GIVEN PROBLEM
Check every line of the data below for the string "answer", and copy the ones that hold it.

— start of EXERCISE DATA —

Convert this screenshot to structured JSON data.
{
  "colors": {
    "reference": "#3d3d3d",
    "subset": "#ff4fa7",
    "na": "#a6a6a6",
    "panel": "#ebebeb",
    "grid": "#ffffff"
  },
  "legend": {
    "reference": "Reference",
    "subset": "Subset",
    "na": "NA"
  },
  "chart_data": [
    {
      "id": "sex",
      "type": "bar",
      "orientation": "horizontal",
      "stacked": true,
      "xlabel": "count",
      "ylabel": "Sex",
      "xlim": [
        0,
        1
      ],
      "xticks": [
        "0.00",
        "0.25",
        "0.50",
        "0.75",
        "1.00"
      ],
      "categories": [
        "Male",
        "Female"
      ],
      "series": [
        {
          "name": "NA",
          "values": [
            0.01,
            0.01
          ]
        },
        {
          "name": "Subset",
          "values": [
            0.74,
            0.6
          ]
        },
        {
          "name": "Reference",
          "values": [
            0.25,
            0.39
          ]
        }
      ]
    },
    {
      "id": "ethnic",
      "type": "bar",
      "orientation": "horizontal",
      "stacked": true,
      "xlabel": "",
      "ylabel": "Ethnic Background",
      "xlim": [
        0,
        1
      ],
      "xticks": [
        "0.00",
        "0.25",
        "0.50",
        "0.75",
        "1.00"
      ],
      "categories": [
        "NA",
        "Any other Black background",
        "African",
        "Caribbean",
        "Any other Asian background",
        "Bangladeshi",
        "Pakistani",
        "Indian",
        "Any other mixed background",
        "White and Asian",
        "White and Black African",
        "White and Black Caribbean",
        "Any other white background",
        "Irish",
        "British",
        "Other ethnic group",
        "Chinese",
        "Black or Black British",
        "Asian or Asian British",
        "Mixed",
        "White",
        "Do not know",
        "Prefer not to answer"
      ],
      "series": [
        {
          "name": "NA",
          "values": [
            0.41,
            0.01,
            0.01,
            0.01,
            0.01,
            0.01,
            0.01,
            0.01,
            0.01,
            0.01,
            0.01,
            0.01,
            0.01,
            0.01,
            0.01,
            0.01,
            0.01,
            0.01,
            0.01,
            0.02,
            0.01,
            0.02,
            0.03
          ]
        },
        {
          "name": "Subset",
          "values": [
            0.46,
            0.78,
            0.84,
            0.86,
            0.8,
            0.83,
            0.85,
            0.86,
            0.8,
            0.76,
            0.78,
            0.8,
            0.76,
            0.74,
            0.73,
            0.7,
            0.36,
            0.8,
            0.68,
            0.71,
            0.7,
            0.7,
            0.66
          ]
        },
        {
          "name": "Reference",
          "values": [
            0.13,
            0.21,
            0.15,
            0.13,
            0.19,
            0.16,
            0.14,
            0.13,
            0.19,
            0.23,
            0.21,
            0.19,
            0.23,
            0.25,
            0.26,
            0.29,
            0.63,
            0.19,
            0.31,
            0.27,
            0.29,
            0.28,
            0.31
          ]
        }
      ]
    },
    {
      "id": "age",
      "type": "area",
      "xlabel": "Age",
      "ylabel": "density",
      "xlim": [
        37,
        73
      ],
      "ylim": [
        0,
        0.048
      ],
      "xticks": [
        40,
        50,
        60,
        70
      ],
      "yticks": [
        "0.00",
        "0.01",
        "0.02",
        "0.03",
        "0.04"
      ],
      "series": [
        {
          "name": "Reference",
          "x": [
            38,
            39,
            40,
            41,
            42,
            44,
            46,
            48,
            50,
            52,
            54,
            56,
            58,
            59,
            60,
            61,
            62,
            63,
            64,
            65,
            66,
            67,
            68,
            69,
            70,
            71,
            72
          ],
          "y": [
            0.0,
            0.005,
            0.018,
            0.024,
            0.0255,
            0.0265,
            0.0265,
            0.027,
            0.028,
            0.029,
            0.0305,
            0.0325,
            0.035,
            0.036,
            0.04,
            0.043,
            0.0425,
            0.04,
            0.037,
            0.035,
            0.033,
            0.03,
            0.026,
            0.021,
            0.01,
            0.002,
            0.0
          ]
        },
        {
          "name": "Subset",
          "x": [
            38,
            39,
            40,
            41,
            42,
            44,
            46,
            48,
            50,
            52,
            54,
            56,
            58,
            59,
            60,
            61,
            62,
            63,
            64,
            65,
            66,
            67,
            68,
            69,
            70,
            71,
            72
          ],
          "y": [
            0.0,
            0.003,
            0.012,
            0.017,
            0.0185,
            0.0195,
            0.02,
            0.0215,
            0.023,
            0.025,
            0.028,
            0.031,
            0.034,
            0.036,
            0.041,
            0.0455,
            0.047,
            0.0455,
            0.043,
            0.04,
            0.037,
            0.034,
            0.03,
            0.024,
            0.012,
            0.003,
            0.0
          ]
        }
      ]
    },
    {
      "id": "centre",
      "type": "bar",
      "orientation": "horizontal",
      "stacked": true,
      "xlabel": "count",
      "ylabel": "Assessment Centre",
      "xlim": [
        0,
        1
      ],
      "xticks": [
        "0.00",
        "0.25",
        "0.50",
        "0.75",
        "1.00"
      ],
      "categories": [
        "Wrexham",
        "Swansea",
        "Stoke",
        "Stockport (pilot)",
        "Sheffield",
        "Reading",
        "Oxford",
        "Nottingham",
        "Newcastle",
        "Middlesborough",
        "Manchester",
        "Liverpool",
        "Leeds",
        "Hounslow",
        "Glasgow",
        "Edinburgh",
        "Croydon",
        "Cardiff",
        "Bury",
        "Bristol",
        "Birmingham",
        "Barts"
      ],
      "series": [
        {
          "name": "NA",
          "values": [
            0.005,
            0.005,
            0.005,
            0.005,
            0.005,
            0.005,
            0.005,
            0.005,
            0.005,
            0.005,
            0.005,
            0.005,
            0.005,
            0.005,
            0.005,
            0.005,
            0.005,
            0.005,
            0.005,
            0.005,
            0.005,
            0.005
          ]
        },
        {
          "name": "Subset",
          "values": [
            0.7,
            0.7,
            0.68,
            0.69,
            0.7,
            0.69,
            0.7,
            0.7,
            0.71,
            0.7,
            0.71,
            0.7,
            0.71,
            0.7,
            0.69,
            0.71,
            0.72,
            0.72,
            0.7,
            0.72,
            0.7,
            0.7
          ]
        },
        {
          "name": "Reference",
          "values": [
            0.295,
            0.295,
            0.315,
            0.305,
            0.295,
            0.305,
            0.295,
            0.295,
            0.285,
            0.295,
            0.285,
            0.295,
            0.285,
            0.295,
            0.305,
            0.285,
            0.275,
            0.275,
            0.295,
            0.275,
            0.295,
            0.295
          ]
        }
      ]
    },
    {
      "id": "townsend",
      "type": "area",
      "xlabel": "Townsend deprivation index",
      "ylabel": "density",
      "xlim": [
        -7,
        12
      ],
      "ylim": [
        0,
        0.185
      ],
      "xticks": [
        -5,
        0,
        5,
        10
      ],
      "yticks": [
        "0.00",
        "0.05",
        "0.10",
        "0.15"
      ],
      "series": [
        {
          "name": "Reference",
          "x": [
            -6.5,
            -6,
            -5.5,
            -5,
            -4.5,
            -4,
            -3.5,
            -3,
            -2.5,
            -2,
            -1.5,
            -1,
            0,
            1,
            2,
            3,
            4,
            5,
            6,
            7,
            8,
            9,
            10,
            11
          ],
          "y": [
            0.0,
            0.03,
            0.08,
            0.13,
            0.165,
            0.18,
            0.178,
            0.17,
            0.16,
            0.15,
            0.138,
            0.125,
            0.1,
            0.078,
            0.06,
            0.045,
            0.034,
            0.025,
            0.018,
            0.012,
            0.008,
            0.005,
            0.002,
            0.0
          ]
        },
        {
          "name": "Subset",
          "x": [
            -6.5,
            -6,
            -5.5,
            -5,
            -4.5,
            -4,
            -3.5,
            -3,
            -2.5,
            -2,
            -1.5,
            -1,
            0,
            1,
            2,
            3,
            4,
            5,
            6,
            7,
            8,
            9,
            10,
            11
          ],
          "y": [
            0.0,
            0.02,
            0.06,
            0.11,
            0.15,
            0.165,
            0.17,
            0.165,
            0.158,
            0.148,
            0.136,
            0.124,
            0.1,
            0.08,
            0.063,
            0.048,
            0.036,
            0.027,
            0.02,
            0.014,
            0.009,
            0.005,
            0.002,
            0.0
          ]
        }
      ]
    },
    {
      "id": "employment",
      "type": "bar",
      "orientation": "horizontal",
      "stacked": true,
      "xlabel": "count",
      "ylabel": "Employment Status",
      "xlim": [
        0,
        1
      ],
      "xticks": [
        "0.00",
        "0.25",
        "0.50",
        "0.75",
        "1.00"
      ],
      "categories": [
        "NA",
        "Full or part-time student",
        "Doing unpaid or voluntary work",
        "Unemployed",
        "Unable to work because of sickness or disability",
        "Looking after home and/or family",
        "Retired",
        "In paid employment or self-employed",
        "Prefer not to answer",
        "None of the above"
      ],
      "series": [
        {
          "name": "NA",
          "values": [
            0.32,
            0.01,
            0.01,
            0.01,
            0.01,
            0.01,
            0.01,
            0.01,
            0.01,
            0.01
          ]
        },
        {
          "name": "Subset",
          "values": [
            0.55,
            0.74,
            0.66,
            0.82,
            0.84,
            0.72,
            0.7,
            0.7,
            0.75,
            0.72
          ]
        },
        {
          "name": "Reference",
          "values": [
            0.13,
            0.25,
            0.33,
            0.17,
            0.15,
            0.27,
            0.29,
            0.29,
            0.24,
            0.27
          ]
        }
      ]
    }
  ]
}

— end of EXERCISE DATA —

THE REPLY
        "Prefer not to answer"
        "Prefer not to answer",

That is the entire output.